Repeat every record below exactly, leaving out the pictures.

* * * *

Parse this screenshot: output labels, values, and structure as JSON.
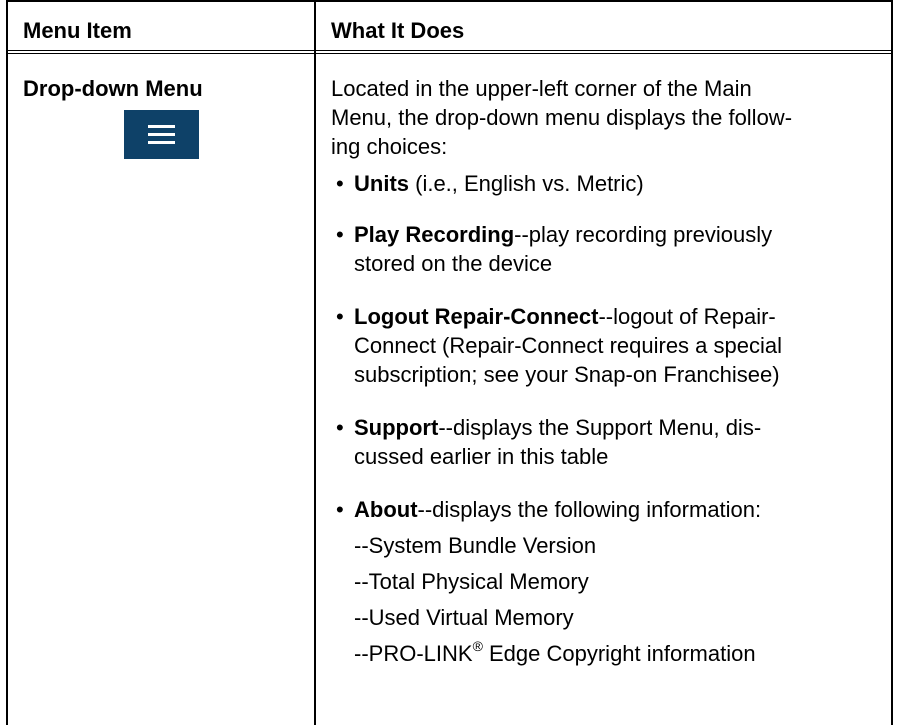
{
  "table": {
    "headers": [
      "Menu Item",
      "What It Does"
    ],
    "row": {
      "item": "Drop-down Menu",
      "icon": "hamburger-menu-icon",
      "icon_color": "#0e4168",
      "description_lines": [
        "Located in the upper-left corner of the Main",
        "Menu, the drop-down menu displays the follow-",
        "ing choices:"
      ],
      "bullets": [
        {
          "term": "Units",
          "text": " (i.e., English vs. Metric)",
          "cont": ""
        },
        {
          "term": "Play Recording",
          "text": "--play recording previously",
          "cont": "stored on the device"
        },
        {
          "term": "Logout Repair-Connect",
          "text": "--logout of Repair-",
          "cont": "Connect (Repair-Connect requires a special",
          "cont2": "subscription; see your Snap-on Franchisee)"
        },
        {
          "term": "Support",
          "text": "--displays the Support Menu, dis-",
          "cont": "cussed earlier in this table"
        },
        {
          "term": "About",
          "text": "--displays the following information:",
          "cont": ""
        }
      ],
      "about_items": [
        "--System Bundle Version",
        "--Total Physical Memory",
        "--Used Virtual Memory"
      ],
      "about_last": {
        "prefix": "--PRO-LINK",
        "reg": "®",
        "suffix": " Edge Copyright information"
      }
    }
  }
}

* * * *

[Correct response]
Parse this screenshot: output labels, values, and structure as JSON.
{
  "table": {
    "headers": [
      "Menu Item",
      "What It Does"
    ],
    "row": {
      "item": "Drop-down Menu",
      "icon": "hamburger-menu-icon",
      "icon_color": "#0e4168",
      "description_lines": [
        "Located in the upper-left corner of the Main",
        "Menu, the drop-down menu displays the follow-",
        "ing choices:"
      ],
      "bullets": [
        {
          "term": "Units",
          "text": " (i.e., English vs. Metric)",
          "cont": ""
        },
        {
          "term": "Play Recording",
          "text": "--play recording previously",
          "cont": "stored on the device"
        },
        {
          "term": "Logout Repair-Connect",
          "text": "--logout of Repair-",
          "cont": "Connect (Repair-Connect requires a special",
          "cont2": "subscription; see your Snap-on Franchisee)"
        },
        {
          "term": "Support",
          "text": "--displays the Support Menu, dis-",
          "cont": "cussed earlier in this table"
        },
        {
          "term": "About",
          "text": "--displays the following information:",
          "cont": ""
        }
      ],
      "about_items": [
        "--System Bundle Version",
        "--Total Physical Memory",
        "--Used Virtual Memory"
      ],
      "about_last": {
        "prefix": "--PRO-LINK",
        "reg": "®",
        "suffix": " Edge Copyright information"
      }
    }
  }
}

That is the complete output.